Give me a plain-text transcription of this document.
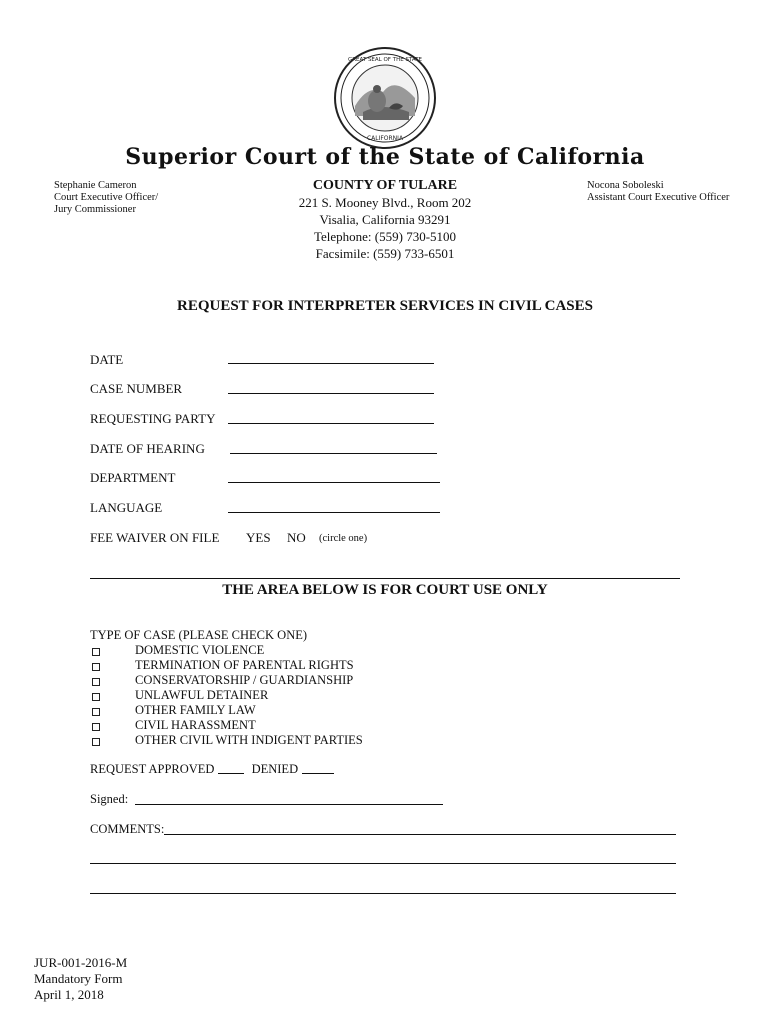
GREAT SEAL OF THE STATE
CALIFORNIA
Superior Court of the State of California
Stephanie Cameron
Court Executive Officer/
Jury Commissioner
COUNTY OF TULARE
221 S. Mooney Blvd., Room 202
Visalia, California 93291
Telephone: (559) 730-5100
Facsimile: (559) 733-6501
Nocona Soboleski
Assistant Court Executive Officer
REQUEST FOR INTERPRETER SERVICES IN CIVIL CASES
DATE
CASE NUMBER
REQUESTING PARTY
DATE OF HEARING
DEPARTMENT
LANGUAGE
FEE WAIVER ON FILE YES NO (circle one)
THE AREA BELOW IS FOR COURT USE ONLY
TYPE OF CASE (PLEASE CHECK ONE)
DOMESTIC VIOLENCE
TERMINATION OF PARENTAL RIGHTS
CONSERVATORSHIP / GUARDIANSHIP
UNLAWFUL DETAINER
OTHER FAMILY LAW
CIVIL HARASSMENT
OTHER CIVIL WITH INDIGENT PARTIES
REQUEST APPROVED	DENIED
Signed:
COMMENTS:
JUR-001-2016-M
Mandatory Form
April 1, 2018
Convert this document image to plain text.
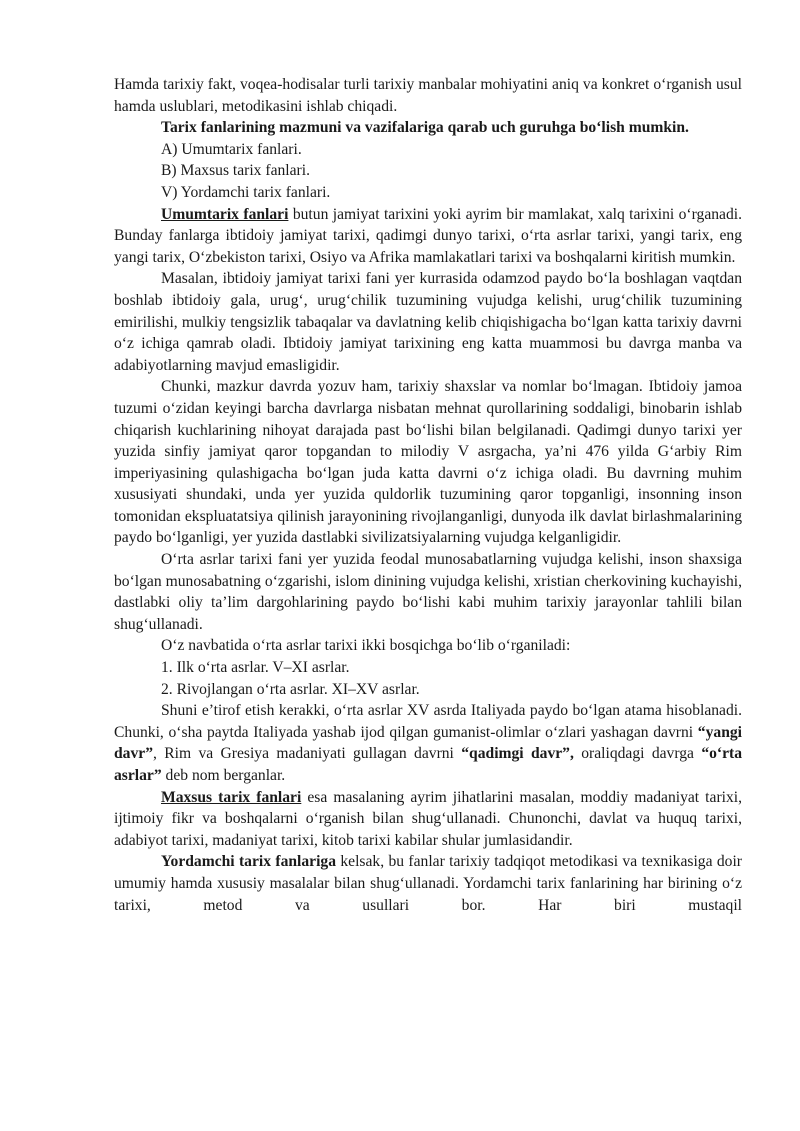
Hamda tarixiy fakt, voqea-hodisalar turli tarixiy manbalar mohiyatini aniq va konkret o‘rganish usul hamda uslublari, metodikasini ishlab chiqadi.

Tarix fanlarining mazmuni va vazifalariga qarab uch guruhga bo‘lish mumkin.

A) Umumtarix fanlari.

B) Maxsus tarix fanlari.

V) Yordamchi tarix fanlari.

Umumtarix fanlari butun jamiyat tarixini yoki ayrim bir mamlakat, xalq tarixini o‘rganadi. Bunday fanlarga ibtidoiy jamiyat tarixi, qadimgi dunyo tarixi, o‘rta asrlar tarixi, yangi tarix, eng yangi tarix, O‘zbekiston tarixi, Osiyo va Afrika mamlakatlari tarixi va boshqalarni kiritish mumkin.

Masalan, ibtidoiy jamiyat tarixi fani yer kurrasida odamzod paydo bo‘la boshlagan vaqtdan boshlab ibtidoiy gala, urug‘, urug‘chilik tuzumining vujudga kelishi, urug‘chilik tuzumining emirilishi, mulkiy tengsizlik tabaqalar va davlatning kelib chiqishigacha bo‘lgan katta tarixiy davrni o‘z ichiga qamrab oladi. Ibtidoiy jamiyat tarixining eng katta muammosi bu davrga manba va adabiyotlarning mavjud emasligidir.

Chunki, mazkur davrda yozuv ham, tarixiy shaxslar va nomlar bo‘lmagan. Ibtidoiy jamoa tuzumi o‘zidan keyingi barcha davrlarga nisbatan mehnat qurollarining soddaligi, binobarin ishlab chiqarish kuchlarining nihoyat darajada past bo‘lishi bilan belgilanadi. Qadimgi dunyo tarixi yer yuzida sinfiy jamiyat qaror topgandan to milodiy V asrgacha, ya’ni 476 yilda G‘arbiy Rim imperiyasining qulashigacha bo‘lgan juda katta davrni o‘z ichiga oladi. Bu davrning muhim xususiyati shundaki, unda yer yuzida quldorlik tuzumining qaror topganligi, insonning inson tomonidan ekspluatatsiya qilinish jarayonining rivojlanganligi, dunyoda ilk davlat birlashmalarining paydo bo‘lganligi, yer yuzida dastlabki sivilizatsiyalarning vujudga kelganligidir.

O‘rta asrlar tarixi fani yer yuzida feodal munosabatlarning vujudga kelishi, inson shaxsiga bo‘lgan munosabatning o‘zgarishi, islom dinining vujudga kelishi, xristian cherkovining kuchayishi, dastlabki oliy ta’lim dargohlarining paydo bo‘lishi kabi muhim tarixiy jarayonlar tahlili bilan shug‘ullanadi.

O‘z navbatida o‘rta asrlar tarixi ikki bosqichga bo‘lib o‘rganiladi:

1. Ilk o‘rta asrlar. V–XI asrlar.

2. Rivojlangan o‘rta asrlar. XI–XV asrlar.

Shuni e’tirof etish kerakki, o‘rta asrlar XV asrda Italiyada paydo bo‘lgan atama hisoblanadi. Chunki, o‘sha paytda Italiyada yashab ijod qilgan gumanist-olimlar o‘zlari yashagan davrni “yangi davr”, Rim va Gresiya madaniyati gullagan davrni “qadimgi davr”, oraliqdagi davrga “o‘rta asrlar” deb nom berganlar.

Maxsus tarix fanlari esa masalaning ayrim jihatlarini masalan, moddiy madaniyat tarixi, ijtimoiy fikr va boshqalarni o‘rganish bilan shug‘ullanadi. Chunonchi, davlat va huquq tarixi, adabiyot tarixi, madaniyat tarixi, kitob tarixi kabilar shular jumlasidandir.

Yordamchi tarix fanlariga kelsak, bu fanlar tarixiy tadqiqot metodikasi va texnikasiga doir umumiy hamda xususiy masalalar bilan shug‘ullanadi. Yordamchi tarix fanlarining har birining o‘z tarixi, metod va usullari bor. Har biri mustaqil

* * * * *

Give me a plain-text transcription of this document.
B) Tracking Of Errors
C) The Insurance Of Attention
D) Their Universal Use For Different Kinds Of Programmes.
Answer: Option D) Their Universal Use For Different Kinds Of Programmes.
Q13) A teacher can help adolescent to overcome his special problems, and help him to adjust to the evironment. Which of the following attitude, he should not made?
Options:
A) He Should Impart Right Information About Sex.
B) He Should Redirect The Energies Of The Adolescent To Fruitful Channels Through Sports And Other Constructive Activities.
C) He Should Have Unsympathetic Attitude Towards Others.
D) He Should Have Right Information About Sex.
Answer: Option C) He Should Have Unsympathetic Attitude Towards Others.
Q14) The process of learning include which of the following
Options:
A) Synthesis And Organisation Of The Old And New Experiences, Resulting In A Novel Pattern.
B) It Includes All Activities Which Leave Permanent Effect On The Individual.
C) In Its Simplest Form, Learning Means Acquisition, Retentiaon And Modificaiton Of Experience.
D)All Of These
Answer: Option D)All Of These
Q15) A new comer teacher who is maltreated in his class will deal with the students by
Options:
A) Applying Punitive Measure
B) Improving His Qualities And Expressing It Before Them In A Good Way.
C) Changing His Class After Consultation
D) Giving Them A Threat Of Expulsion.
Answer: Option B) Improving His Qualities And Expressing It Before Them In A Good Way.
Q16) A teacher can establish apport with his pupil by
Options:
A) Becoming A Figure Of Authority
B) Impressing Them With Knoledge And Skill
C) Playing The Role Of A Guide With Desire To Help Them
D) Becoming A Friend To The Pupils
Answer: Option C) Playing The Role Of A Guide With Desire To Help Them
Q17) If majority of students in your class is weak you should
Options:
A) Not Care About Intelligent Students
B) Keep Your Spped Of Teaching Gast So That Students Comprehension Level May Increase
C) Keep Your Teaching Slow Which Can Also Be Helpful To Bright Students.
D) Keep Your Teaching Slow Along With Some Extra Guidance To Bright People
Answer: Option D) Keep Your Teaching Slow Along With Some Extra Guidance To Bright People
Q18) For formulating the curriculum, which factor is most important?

* * * * *

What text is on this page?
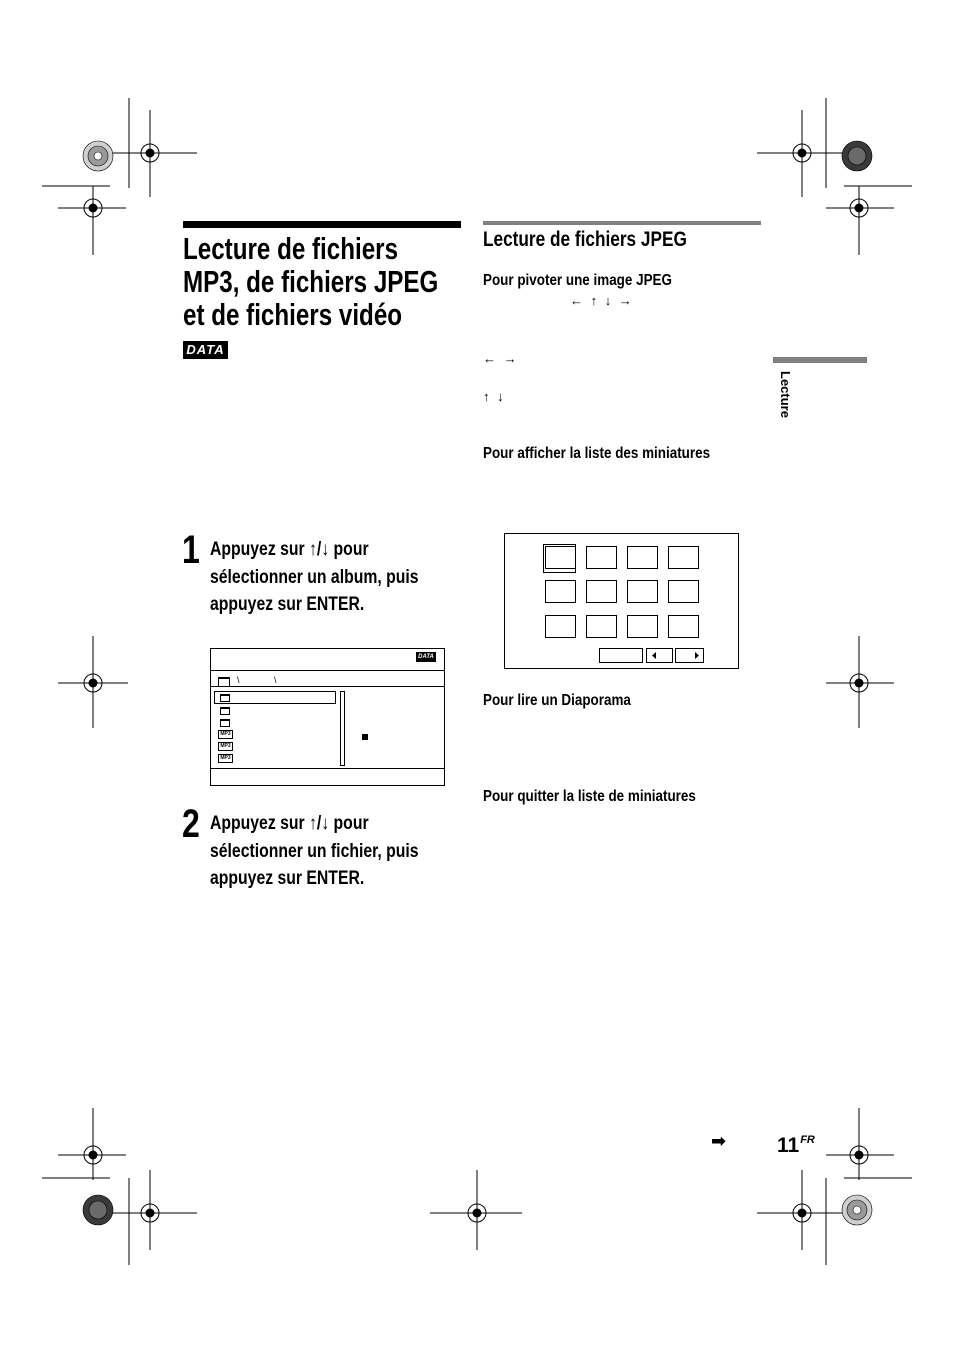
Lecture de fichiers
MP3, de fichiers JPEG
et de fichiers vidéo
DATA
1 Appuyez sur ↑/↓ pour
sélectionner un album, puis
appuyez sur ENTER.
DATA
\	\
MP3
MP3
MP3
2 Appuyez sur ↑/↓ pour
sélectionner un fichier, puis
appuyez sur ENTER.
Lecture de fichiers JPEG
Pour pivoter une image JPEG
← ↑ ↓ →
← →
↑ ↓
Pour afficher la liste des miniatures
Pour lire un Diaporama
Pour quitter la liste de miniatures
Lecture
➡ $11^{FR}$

* * * * *

[Short task]
From the listing above, copy every line that includes the word "CIVIL".

[Expected output]
REQUEST FOR INTERPRETER SERVICES IN CIVIL CASES
CIVIL HARASSMENT
OTHER CIVIL WITH INDIGENT PARTIES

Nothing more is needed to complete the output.